:: To be done ::
Return every line below as is, leaving out the pictures.

:: Dataset records ::
═══
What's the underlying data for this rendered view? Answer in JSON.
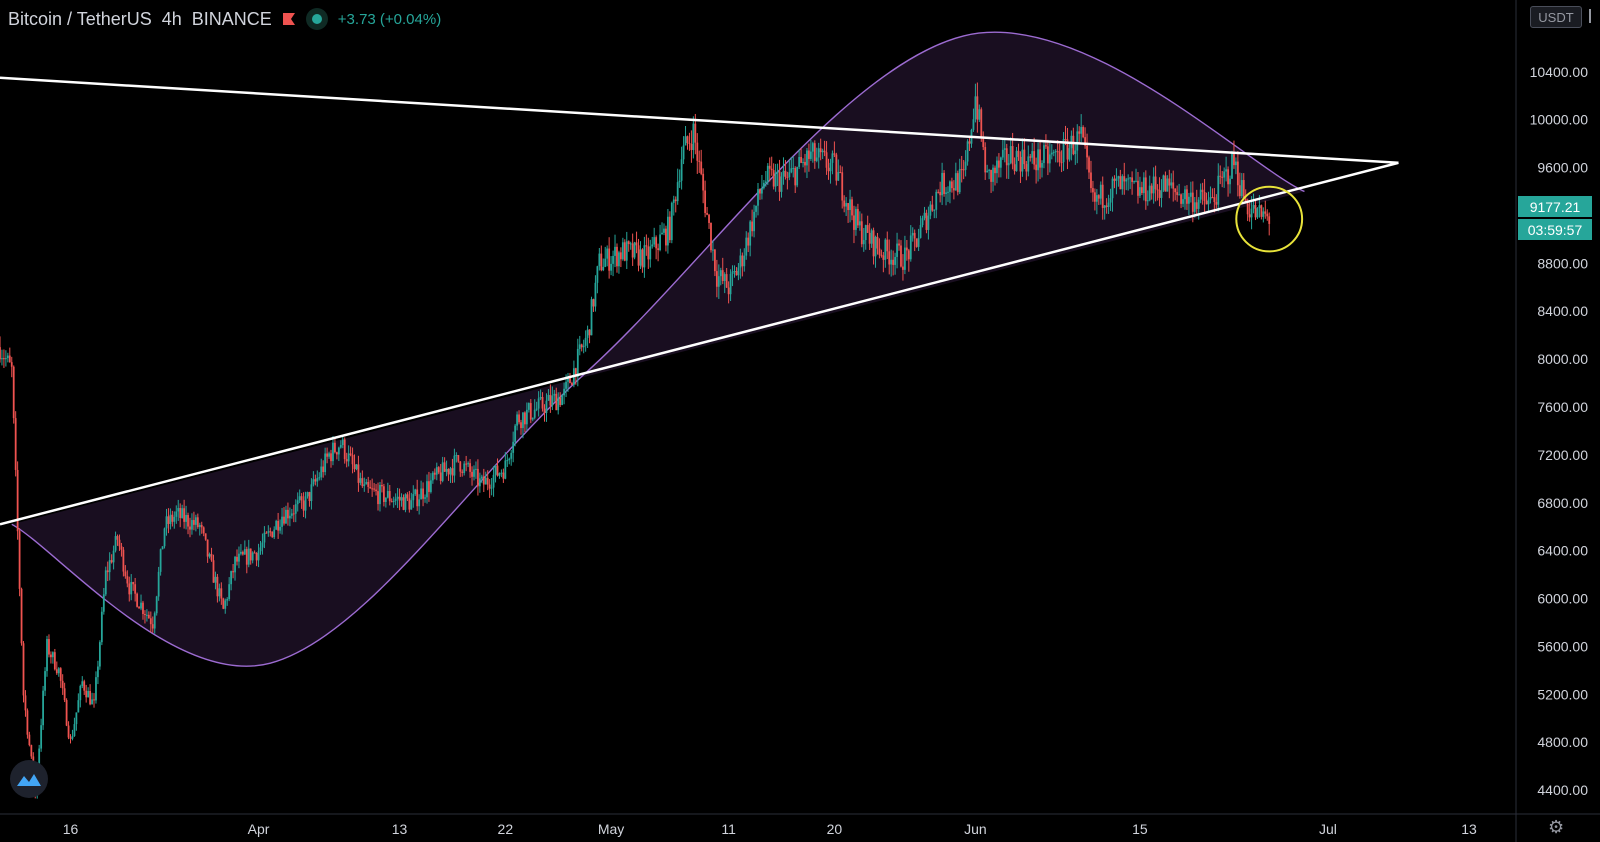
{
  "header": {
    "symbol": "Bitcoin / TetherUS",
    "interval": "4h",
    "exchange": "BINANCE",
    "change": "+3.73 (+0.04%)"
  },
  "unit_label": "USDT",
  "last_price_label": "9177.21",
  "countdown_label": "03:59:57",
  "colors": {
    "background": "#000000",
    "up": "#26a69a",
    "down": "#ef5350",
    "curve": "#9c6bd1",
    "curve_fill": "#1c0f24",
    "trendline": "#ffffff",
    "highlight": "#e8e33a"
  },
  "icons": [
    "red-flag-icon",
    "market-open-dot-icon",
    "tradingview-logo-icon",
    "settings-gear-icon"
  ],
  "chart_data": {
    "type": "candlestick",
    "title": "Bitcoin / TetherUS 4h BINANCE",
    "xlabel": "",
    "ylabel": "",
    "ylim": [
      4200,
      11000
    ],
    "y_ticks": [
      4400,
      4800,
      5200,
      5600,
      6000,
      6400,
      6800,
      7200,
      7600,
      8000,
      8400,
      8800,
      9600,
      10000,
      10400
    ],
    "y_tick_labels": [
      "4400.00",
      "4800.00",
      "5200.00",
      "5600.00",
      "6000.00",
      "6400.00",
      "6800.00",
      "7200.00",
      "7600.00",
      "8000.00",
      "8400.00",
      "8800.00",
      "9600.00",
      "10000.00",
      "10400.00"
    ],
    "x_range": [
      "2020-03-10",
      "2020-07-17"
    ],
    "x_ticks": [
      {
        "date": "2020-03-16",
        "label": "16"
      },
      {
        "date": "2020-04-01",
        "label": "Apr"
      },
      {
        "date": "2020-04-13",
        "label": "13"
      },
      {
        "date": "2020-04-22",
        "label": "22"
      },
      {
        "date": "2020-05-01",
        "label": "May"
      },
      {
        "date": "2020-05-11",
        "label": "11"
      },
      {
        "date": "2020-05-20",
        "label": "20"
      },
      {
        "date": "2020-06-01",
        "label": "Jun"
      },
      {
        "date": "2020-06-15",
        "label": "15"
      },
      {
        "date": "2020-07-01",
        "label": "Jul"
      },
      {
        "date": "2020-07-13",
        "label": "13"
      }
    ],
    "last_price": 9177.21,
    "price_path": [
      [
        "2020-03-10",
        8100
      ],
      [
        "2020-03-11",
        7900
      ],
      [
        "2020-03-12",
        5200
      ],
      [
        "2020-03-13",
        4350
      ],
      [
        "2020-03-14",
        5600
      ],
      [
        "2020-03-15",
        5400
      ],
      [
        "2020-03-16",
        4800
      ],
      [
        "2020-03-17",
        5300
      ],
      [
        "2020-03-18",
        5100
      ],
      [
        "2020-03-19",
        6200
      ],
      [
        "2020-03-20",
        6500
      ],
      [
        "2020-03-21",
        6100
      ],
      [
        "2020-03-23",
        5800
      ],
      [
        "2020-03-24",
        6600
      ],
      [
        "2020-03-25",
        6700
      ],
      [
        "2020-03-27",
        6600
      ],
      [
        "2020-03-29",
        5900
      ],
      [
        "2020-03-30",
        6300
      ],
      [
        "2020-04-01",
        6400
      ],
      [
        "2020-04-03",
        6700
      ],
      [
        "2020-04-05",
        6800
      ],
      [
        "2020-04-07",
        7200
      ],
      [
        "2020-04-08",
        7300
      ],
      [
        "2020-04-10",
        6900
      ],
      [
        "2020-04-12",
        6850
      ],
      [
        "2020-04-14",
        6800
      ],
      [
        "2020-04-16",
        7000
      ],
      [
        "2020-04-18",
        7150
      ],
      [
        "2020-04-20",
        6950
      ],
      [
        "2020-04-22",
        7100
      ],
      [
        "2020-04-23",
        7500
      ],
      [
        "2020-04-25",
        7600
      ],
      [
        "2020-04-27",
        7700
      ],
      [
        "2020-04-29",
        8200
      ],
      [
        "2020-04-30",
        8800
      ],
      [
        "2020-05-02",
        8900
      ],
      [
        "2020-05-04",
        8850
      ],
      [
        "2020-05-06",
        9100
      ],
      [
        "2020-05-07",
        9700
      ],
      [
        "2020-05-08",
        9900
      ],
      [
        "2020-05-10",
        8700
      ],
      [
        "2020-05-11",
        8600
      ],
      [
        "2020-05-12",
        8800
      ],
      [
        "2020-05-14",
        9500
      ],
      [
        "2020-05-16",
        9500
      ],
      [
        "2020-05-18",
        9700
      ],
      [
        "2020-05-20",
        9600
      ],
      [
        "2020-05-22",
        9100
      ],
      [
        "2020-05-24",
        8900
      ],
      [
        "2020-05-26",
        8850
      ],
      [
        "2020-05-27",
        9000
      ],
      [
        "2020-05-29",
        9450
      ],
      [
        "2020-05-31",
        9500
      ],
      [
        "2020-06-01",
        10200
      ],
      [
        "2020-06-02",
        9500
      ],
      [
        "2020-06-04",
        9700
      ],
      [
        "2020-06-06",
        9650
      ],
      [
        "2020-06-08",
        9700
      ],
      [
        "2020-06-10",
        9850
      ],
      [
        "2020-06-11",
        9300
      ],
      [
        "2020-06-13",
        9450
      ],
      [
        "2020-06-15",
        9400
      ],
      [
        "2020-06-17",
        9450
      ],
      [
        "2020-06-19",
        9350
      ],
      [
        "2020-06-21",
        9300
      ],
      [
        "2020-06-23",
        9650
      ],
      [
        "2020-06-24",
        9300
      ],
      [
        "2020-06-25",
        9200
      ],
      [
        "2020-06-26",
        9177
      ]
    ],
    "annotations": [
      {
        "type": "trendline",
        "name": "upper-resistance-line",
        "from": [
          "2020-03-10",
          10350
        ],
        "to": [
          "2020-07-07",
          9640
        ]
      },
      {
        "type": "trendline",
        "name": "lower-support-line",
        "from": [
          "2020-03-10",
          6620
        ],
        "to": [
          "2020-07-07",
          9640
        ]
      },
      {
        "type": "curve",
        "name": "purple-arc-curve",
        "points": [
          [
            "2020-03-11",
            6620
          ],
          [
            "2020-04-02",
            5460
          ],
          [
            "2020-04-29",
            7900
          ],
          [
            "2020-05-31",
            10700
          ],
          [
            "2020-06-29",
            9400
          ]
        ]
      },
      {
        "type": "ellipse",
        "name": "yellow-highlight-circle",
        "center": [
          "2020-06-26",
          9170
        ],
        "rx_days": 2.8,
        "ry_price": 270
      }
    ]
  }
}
═══
:: Correct answer ::
What's the underlying data for this rendered view? Answer in JSON.
{
  "header": {
    "symbol": "Bitcoin / TetherUS",
    "interval": "4h",
    "exchange": "BINANCE",
    "change": "+3.73 (+0.04%)"
  },
  "unit_label": "USDT",
  "last_price_label": "9177.21",
  "countdown_label": "03:59:57",
  "colors": {
    "background": "#000000",
    "up": "#26a69a",
    "down": "#ef5350",
    "curve": "#9c6bd1",
    "curve_fill": "#1c0f24",
    "trendline": "#ffffff",
    "highlight": "#e8e33a"
  },
  "icons": [
    "red-flag-icon",
    "market-open-dot-icon",
    "tradingview-logo-icon",
    "settings-gear-icon"
  ],
  "chart_data": {
    "type": "candlestick",
    "title": "Bitcoin / TetherUS 4h BINANCE",
    "xlabel": "",
    "ylabel": "",
    "ylim": [
      4200,
      11000
    ],
    "y_ticks": [
      4400,
      4800,
      5200,
      5600,
      6000,
      6400,
      6800,
      7200,
      7600,
      8000,
      8400,
      8800,
      9600,
      10000,
      10400
    ],
    "y_tick_labels": [
      "4400.00",
      "4800.00",
      "5200.00",
      "5600.00",
      "6000.00",
      "6400.00",
      "6800.00",
      "7200.00",
      "7600.00",
      "8000.00",
      "8400.00",
      "8800.00",
      "9600.00",
      "10000.00",
      "10400.00"
    ],
    "x_range": [
      "2020-03-10",
      "2020-07-17"
    ],
    "x_ticks": [
      {
        "date": "2020-03-16",
        "label": "16"
      },
      {
        "date": "2020-04-01",
        "label": "Apr"
      },
      {
        "date": "2020-04-13",
        "label": "13"
      },
      {
        "date": "2020-04-22",
        "label": "22"
      },
      {
        "date": "2020-05-01",
        "label": "May"
      },
      {
        "date": "2020-05-11",
        "label": "11"
      },
      {
        "date": "2020-05-20",
        "label": "20"
      },
      {
        "date": "2020-06-01",
        "label": "Jun"
      },
      {
        "date": "2020-06-15",
        "label": "15"
      },
      {
        "date": "2020-07-01",
        "label": "Jul"
      },
      {
        "date": "2020-07-13",
        "label": "13"
      }
    ],
    "last_price": 9177.21,
    "price_path": [
      [
        "2020-03-10",
        8100
      ],
      [
        "2020-03-11",
        7900
      ],
      [
        "2020-03-12",
        5200
      ],
      [
        "2020-03-13",
        4350
      ],
      [
        "2020-03-14",
        5600
      ],
      [
        "2020-03-15",
        5400
      ],
      [
        "2020-03-16",
        4800
      ],
      [
        "2020-03-17",
        5300
      ],
      [
        "2020-03-18",
        5100
      ],
      [
        "2020-03-19",
        6200
      ],
      [
        "2020-03-20",
        6500
      ],
      [
        "2020-03-21",
        6100
      ],
      [
        "2020-03-23",
        5800
      ],
      [
        "2020-03-24",
        6600
      ],
      [
        "2020-03-25",
        6700
      ],
      [
        "2020-03-27",
        6600
      ],
      [
        "2020-03-29",
        5900
      ],
      [
        "2020-03-30",
        6300
      ],
      [
        "2020-04-01",
        6400
      ],
      [
        "2020-04-03",
        6700
      ],
      [
        "2020-04-05",
        6800
      ],
      [
        "2020-04-07",
        7200
      ],
      [
        "2020-04-08",
        7300
      ],
      [
        "2020-04-10",
        6900
      ],
      [
        "2020-04-12",
        6850
      ],
      [
        "2020-04-14",
        6800
      ],
      [
        "2020-04-16",
        7000
      ],
      [
        "2020-04-18",
        7150
      ],
      [
        "2020-04-20",
        6950
      ],
      [
        "2020-04-22",
        7100
      ],
      [
        "2020-04-23",
        7500
      ],
      [
        "2020-04-25",
        7600
      ],
      [
        "2020-04-27",
        7700
      ],
      [
        "2020-04-29",
        8200
      ],
      [
        "2020-04-30",
        8800
      ],
      [
        "2020-05-02",
        8900
      ],
      [
        "2020-05-04",
        8850
      ],
      [
        "2020-05-06",
        9100
      ],
      [
        "2020-05-07",
        9700
      ],
      [
        "2020-05-08",
        9900
      ],
      [
        "2020-05-10",
        8700
      ],
      [
        "2020-05-11",
        8600
      ],
      [
        "2020-05-12",
        8800
      ],
      [
        "2020-05-14",
        9500
      ],
      [
        "2020-05-16",
        9500
      ],
      [
        "2020-05-18",
        9700
      ],
      [
        "2020-05-20",
        9600
      ],
      [
        "2020-05-22",
        9100
      ],
      [
        "2020-05-24",
        8900
      ],
      [
        "2020-05-26",
        8850
      ],
      [
        "2020-05-27",
        9000
      ],
      [
        "2020-05-29",
        9450
      ],
      [
        "2020-05-31",
        9500
      ],
      [
        "2020-06-01",
        10200
      ],
      [
        "2020-06-02",
        9500
      ],
      [
        "2020-06-04",
        9700
      ],
      [
        "2020-06-06",
        9650
      ],
      [
        "2020-06-08",
        9700
      ],
      [
        "2020-06-10",
        9850
      ],
      [
        "2020-06-11",
        9300
      ],
      [
        "2020-06-13",
        9450
      ],
      [
        "2020-06-15",
        9400
      ],
      [
        "2020-06-17",
        9450
      ],
      [
        "2020-06-19",
        9350
      ],
      [
        "2020-06-21",
        9300
      ],
      [
        "2020-06-23",
        9650
      ],
      [
        "2020-06-24",
        9300
      ],
      [
        "2020-06-25",
        9200
      ],
      [
        "2020-06-26",
        9177
      ]
    ],
    "annotations": [
      {
        "type": "trendline",
        "name": "upper-resistance-line",
        "from": [
          "2020-03-10",
          10350
        ],
        "to": [
          "2020-07-07",
          9640
        ]
      },
      {
        "type": "trendline",
        "name": "lower-support-line",
        "from": [
          "2020-03-10",
          6620
        ],
        "to": [
          "2020-07-07",
          9640
        ]
      },
      {
        "type": "curve",
        "name": "purple-arc-curve",
        "points": [
          [
            "2020-03-11",
            6620
          ],
          [
            "2020-04-02",
            5460
          ],
          [
            "2020-04-29",
            7900
          ],
          [
            "2020-05-31",
            10700
          ],
          [
            "2020-06-29",
            9400
          ]
        ]
      },
      {
        "type": "ellipse",
        "name": "yellow-highlight-circle",
        "center": [
          "2020-06-26",
          9170
        ],
        "rx_days": 2.8,
        "ry_price": 270
      }
    ]
  }
}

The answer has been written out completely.